WHAT TO WORK ON ▸
Comb the records below for the string "that" and copy each line where it turns up.

SUPPLIED MATERIAL ▸
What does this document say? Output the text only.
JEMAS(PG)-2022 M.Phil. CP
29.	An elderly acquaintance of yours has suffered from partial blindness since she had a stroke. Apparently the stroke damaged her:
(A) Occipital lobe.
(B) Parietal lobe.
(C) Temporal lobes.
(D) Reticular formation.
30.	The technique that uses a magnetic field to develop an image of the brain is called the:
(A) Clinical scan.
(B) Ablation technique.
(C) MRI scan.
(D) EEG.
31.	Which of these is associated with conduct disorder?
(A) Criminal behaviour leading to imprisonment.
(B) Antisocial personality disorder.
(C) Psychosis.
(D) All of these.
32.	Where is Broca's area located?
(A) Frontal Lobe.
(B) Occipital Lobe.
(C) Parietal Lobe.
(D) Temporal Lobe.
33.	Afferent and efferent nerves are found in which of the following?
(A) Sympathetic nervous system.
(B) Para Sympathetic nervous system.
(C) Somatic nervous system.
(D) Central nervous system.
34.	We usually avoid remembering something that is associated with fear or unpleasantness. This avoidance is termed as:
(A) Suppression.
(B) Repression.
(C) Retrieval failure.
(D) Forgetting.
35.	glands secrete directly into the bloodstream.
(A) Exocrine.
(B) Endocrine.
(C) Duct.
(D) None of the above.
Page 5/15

COMPLETE ANSWER ▸
30.	The technique that uses a magnetic field to develop an image of the brain is called the:
34.	We usually avoid remembering something that is associated with fear or unpleasantness. This avoidance is termed as:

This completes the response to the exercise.